[AIM]
Copy each line with the word "нужд" in it.

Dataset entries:
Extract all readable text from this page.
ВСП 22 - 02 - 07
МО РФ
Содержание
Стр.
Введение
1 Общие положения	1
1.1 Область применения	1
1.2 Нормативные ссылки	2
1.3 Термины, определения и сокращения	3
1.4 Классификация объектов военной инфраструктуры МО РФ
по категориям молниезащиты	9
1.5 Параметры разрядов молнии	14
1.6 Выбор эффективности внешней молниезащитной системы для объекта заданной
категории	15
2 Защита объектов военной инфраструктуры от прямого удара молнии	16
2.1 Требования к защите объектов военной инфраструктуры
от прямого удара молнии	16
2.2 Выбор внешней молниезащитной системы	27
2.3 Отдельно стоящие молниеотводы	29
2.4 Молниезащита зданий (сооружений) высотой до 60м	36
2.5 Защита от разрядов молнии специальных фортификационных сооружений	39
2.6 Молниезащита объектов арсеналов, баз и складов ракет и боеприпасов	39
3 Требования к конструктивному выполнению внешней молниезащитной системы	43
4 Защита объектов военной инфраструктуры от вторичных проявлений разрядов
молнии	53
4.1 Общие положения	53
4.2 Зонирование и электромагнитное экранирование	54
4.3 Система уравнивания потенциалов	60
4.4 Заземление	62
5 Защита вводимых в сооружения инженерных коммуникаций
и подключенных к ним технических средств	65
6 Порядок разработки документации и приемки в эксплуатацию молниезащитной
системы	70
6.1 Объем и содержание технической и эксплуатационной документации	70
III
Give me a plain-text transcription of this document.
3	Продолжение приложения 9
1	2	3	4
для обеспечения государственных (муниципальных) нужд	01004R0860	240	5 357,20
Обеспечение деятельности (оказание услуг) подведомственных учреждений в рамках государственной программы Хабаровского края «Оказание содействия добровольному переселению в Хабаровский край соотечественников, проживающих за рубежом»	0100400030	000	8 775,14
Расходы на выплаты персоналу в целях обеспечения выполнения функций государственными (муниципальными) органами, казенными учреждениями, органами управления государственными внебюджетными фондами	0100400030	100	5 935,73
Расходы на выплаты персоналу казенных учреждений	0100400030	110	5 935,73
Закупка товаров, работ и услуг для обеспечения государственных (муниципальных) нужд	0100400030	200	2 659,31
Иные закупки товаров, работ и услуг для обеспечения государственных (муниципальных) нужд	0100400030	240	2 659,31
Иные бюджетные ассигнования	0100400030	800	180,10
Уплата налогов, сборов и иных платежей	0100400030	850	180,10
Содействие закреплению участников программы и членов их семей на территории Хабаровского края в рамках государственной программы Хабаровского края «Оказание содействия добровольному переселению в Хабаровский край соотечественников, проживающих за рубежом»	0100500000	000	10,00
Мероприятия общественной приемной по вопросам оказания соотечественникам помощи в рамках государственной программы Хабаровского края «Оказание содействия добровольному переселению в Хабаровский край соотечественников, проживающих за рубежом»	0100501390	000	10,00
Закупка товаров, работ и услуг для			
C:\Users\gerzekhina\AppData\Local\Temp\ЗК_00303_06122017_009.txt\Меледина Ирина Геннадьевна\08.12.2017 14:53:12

[COMPLETE ANSWER]
для обеспечения государственных (муниципальных) нужд	01004R0860	240	5 357,20
Закупка товаров, работ и услуг для обеспечения государственных (муниципальных) нужд	0100400030	200	2 659,31
Иные закупки товаров, работ и услуг для обеспечения государственных (муниципальных) нужд	0100400030	240	2 659,31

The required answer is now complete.